> [SET PROBLEM A]:
In the calendar post below, why does the database code appear twice in the function?
______
Alright. I was recently writting an attendance application for a school. I
wanted to beable to display attendance information from mysql in a calendar,
but I did not want to have to write the calendar script from scratch. I
must have looked at thirty or so calendar scripts before I found this one:
http://www.stevenrebello.f2s.com/ . I chose this calendar because it looks
nice, but is very simple and does not contain a bunch of stuff I don't need.
I rewrote the script as a function and changed it to fit my needs. I will
include the source here so that you can see how I made it work with mysql.
There are two places where I made changes. First, you can see that I
changed the code for generating the links to last month and next month. You
will need to do this in order to pass the correct variables to the page that
contains the function.
I then added the code for priting my dadabase information. Most of the code
for formatting the data for each day is in a seperate function that gets
called once for each day on the calendar. You will notice that I have the
database code in there twice. This is because I did things a little
differently for the current day. This is not necessary, but you will have
to rearrange the code a bit if you still want to highlight the current day.
______
> [SET PROBLEM B]:
Please copy the listing from its first line up to and including the line that contains "latitude-arc (1394, 224, 1722, 651)".

> [INFORMATION PROVIDED]:
______
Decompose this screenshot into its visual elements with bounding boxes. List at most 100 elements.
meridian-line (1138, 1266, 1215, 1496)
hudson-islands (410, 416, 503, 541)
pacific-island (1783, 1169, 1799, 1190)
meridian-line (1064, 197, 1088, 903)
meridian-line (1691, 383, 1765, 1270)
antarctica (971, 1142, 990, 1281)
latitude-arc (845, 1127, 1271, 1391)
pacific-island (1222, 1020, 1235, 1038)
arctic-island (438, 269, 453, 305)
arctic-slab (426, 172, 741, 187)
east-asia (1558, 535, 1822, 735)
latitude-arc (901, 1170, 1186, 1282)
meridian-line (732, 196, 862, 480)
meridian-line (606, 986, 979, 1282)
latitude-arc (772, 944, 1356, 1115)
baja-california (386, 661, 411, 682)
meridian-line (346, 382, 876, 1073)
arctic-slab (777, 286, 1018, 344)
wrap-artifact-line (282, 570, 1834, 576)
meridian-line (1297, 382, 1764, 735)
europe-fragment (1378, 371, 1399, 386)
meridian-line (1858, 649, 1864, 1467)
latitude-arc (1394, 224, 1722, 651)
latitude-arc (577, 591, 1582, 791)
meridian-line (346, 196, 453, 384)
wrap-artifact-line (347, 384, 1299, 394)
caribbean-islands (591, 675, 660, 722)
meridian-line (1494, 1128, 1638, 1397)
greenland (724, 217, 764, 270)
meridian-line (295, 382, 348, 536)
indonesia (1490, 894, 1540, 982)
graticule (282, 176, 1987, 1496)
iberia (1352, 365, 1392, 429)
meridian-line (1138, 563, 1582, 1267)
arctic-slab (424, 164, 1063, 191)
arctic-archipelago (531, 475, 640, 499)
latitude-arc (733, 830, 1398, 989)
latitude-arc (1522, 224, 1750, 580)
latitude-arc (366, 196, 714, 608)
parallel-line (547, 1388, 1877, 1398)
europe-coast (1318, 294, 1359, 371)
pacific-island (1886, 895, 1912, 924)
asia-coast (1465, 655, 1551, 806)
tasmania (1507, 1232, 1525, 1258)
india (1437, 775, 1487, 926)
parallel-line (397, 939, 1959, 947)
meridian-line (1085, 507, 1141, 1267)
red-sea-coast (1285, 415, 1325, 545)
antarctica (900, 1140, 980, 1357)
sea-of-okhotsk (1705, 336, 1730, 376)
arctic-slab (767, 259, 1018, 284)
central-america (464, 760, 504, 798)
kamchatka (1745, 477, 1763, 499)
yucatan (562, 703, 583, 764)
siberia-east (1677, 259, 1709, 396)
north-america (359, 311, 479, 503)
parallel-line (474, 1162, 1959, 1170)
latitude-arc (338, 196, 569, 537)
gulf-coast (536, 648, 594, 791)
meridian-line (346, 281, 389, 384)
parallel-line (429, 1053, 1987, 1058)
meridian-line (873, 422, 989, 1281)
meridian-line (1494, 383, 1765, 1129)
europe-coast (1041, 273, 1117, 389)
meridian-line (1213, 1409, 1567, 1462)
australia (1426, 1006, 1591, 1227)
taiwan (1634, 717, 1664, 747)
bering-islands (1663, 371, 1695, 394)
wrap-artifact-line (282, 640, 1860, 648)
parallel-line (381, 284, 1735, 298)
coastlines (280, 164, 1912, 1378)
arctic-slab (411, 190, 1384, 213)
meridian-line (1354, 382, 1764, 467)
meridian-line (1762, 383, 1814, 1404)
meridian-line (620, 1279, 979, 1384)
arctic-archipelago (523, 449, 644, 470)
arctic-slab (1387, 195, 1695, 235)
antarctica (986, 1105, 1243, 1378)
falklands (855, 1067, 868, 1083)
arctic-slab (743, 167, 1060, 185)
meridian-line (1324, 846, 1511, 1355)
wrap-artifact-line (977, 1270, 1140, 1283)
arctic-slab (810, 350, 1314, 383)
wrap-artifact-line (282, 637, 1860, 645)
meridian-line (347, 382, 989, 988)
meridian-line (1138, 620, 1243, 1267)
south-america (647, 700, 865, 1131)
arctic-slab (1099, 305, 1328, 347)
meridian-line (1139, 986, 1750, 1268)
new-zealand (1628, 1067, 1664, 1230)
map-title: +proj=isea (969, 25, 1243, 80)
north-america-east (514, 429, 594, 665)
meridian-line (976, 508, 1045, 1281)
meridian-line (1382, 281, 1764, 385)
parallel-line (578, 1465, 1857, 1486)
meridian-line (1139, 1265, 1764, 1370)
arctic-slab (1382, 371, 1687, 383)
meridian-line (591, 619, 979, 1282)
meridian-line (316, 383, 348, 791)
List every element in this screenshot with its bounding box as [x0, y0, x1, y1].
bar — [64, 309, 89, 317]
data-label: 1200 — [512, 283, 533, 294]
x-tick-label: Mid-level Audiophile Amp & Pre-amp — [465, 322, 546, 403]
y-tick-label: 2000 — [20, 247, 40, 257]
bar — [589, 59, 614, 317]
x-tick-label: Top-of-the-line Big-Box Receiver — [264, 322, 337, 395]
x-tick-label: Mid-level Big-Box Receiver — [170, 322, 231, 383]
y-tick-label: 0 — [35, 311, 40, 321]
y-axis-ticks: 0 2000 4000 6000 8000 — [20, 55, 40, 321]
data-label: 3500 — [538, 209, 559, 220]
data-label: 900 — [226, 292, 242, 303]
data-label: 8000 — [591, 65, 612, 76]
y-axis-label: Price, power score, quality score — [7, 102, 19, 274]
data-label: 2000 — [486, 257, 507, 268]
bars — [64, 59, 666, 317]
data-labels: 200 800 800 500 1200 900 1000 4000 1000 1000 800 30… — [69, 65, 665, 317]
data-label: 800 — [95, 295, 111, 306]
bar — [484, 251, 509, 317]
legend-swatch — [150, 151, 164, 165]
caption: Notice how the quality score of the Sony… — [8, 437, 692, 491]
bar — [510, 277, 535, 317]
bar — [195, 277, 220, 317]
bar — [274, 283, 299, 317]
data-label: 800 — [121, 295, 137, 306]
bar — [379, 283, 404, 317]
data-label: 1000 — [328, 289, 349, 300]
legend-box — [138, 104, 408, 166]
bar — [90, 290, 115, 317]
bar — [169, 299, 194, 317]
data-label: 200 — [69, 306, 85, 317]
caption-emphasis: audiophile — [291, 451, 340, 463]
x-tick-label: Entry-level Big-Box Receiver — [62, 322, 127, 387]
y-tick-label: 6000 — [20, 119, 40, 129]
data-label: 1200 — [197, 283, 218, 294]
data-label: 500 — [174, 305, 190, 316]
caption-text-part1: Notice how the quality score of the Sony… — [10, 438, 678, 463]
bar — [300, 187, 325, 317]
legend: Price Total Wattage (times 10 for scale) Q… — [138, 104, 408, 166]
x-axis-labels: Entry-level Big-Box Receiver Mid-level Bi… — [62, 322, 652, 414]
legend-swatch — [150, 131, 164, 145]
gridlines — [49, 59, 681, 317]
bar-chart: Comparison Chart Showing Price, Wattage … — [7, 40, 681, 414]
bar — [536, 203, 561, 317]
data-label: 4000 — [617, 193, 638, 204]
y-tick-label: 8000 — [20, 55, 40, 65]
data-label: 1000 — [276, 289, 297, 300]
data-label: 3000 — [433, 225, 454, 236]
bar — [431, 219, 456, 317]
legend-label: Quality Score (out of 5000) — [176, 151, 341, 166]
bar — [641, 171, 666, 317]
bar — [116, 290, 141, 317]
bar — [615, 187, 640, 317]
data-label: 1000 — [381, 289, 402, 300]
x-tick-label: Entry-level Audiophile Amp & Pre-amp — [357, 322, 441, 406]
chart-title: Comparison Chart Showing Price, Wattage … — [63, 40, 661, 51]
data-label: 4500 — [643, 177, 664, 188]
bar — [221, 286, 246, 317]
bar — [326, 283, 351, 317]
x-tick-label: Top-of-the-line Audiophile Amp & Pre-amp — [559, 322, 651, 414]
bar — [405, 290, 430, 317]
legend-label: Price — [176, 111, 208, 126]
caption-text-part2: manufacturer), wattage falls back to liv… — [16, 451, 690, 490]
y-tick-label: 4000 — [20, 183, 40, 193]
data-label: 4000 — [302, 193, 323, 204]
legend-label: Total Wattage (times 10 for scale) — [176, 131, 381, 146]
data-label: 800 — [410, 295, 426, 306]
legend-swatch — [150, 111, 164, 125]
______
> [COMPLETE ANSWER A]:
The current day was handled a little differently from the other days.

> [COMPLETE ANSWER B]:
Decompose this screenshot into its visual elements with bounding boxes. List at most 100 elements.
meridian-line (1138, 1266, 1215, 1496)
hudson-islands (410, 416, 503, 541)
pacific-island (1783, 1169, 1799, 1190)
meridian-line (1064, 197, 1088, 903)
meridian-line (1691, 383, 1765, 1270)
antarctica (971, 1142, 990, 1281)
latitude-arc (845, 1127, 1271, 1391)
pacific-island (1222, 1020, 1235, 1038)
arctic-island (438, 269, 453, 305)
arctic-slab (426, 172, 741, 187)
east-asia (1558, 535, 1822, 735)
latitude-arc (901, 1170, 1186, 1282)
meridian-line (732, 196, 862, 480)
meridian-line (606, 986, 979, 1282)
latitude-arc (772, 944, 1356, 1115)
baja-california (386, 661, 411, 682)
meridian-line (346, 382, 876, 1073)
arctic-slab (777, 286, 1018, 344)
wrap-artifact-line (282, 570, 1834, 576)
meridian-line (1297, 382, 1764, 735)
europe-fragment (1378, 371, 1399, 386)
meridian-line (1858, 649, 1864, 1467)
latitude-arc (1394, 224, 1722, 651)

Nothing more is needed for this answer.